* BEGIN *

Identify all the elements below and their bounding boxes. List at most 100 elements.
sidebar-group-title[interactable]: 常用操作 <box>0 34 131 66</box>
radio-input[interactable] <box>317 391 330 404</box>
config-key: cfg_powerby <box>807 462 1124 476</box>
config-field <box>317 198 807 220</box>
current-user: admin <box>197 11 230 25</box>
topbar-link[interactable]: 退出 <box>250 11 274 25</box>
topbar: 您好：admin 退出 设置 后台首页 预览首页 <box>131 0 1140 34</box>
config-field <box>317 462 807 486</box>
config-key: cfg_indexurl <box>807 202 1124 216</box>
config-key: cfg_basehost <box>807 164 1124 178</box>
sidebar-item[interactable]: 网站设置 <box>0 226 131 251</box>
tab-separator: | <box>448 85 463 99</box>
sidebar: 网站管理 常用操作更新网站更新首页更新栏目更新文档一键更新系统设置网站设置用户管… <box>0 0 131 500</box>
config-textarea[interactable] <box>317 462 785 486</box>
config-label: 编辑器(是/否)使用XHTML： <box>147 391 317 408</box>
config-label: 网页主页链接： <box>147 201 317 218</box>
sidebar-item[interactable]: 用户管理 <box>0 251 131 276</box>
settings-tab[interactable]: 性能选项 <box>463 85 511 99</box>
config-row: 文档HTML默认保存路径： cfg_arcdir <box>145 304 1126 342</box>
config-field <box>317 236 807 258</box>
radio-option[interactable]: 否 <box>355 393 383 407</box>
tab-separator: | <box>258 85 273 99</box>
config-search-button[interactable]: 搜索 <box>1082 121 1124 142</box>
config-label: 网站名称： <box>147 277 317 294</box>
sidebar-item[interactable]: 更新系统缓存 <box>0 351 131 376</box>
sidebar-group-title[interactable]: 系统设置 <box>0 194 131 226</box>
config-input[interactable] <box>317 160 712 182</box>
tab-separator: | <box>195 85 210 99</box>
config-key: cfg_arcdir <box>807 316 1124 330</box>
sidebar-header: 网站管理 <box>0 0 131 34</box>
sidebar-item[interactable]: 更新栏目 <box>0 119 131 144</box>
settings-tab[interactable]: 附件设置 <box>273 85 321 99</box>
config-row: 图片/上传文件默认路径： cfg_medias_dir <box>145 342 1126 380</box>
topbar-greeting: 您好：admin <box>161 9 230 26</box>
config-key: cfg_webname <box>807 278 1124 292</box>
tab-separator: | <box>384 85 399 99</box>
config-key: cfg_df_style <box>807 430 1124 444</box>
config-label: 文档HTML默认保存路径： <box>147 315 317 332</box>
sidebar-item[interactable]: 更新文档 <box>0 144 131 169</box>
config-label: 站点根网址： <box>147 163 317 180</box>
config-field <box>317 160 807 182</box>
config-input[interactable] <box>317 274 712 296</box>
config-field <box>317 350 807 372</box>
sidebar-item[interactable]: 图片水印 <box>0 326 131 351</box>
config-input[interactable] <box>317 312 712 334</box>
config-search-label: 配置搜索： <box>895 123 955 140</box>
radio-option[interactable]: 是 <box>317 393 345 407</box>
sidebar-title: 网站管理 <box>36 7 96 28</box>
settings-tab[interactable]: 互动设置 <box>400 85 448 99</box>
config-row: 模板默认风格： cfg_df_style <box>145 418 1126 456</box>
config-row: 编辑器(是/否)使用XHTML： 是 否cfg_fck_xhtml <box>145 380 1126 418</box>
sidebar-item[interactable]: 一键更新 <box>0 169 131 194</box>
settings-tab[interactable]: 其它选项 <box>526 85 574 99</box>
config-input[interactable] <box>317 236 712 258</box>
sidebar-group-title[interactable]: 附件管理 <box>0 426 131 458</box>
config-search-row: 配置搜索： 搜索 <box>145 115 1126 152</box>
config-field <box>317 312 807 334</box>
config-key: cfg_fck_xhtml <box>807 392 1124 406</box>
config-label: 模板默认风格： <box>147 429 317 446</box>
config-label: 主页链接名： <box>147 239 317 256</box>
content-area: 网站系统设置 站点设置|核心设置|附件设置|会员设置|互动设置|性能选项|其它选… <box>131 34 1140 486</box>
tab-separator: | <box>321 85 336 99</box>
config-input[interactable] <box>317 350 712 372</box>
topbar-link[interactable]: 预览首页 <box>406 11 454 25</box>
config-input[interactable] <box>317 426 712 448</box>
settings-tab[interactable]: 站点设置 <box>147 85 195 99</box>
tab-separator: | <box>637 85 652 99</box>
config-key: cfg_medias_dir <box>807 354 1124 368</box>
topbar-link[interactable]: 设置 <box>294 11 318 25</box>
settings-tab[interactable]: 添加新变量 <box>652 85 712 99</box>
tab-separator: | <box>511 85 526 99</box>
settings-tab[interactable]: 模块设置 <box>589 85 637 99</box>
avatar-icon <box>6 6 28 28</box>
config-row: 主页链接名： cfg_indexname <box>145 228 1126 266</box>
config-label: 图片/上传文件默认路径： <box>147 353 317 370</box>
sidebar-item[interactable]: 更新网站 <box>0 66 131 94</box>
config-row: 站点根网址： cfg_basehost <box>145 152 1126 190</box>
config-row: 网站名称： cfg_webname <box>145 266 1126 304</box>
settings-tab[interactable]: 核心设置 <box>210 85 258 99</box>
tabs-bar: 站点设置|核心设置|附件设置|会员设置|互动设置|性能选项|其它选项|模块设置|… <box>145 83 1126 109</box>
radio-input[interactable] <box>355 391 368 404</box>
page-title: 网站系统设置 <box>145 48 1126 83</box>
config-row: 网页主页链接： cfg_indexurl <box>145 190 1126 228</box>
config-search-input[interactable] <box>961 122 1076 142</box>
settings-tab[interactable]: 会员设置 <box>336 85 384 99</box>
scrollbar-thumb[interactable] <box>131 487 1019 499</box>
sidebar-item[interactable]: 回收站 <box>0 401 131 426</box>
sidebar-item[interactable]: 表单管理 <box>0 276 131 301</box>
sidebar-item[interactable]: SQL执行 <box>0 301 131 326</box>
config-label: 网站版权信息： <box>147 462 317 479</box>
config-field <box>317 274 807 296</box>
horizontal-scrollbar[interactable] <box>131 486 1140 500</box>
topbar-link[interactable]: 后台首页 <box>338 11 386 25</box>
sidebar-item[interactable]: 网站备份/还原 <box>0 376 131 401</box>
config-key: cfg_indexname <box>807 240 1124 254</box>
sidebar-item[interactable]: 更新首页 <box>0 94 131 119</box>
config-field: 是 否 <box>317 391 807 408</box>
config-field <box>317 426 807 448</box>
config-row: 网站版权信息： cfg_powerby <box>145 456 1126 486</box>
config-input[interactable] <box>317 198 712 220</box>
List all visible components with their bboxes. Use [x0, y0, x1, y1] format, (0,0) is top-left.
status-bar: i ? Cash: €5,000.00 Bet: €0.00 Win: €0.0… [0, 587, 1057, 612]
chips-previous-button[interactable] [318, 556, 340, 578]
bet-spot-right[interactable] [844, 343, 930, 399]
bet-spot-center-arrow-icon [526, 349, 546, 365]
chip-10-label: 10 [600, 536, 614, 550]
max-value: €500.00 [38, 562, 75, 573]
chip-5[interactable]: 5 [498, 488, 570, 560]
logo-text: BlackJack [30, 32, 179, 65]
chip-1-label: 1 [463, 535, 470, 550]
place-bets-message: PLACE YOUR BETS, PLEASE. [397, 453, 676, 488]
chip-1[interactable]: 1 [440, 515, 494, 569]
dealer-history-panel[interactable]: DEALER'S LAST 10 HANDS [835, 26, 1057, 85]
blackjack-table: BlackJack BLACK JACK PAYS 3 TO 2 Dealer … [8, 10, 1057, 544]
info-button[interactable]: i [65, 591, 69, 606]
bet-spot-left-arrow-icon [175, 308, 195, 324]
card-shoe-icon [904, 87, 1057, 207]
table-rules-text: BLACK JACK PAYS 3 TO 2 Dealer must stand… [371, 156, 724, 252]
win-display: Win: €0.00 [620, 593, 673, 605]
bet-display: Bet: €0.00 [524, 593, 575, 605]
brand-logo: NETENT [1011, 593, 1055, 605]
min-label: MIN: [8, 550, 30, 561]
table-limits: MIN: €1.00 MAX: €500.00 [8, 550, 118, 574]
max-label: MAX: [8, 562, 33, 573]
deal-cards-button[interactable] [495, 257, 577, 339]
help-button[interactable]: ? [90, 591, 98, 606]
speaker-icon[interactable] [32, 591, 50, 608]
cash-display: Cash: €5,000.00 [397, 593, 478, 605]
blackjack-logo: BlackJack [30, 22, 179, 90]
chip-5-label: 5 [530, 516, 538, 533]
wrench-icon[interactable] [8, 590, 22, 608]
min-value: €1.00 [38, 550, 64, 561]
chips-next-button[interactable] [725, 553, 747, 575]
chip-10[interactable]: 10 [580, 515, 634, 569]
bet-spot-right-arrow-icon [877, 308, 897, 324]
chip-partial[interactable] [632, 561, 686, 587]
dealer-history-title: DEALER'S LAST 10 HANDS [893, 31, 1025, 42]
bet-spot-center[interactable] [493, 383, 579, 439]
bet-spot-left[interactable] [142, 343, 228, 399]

* END *

Exercise task: Could you rewrite the data from the start through the line containing "radio-option[interactable]: 否 <box>355", replacing "config-field" with "settings-field" and leaving everything else unchanged?

Output below:
Identify all the elements below and their bounding boxes. List at most 100 elements.
sidebar-group-title[interactable]: 常用操作 <box>0 34 131 66</box>
radio-input[interactable] <box>317 391 330 404</box>
config-key: cfg_powerby <box>807 462 1124 476</box>
settings-field <box>317 198 807 220</box>
current-user: admin <box>197 11 230 25</box>
topbar-link[interactable]: 退出 <box>250 11 274 25</box>
topbar: 您好：admin 退出 设置 后台首页 预览首页 <box>131 0 1140 34</box>
settings-field <box>317 462 807 486</box>
config-key: cfg_indexurl <box>807 202 1124 216</box>
config-key: cfg_basehost <box>807 164 1124 178</box>
sidebar-item[interactable]: 网站设置 <box>0 226 131 251</box>
tab-separator: | <box>448 85 463 99</box>
sidebar: 网站管理 常用操作更新网站更新首页更新栏目更新文档一键更新系统设置网站设置用户管… <box>0 0 131 500</box>
config-textarea[interactable] <box>317 462 785 486</box>
config-label: 编辑器(是/否)使用XHTML： <box>147 391 317 408</box>
config-label: 网页主页链接： <box>147 201 317 218</box>
sidebar-item[interactable]: 用户管理 <box>0 251 131 276</box>
settings-tab[interactable]: 性能选项 <box>463 85 511 99</box>
config-row: 文档HTML默认保存路径： cfg_arcdir <box>145 304 1126 342</box>
settings-field <box>317 236 807 258</box>
radio-option[interactable]: 否 <box>355 393 383 407</box>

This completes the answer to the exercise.